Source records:
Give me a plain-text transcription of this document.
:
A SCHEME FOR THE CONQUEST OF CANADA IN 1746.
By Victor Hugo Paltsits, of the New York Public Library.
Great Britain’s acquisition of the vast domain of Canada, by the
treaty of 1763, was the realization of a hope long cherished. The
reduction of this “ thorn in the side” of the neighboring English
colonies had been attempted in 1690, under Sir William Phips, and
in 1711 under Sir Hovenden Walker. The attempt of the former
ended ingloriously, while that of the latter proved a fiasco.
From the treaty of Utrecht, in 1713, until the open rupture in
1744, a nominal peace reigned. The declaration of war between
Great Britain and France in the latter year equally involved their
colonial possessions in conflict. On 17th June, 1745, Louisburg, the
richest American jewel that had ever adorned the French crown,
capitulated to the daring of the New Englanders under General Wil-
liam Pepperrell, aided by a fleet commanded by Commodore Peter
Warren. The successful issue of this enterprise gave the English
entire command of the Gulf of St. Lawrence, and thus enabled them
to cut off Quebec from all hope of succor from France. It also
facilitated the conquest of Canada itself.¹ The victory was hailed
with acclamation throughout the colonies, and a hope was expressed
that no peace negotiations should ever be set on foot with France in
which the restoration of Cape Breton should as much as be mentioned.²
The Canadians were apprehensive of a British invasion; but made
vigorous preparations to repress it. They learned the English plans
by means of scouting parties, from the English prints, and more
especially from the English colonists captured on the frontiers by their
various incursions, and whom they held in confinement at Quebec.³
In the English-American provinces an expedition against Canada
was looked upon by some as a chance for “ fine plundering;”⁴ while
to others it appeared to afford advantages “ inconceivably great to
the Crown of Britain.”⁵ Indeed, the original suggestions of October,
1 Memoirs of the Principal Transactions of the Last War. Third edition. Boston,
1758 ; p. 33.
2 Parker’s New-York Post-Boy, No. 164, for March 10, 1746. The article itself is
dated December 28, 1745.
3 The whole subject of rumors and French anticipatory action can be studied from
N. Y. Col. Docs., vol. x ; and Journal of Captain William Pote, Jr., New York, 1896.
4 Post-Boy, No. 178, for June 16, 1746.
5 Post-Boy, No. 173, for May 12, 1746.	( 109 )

_Given request:_ Where a line in the material contains "this", copy that line.

_Final result:_
Give me a plain-text transcription of this document.
reduction of this “ thorn in the side” of the neighboring English
Warren. The successful issue of this enterprise gave the English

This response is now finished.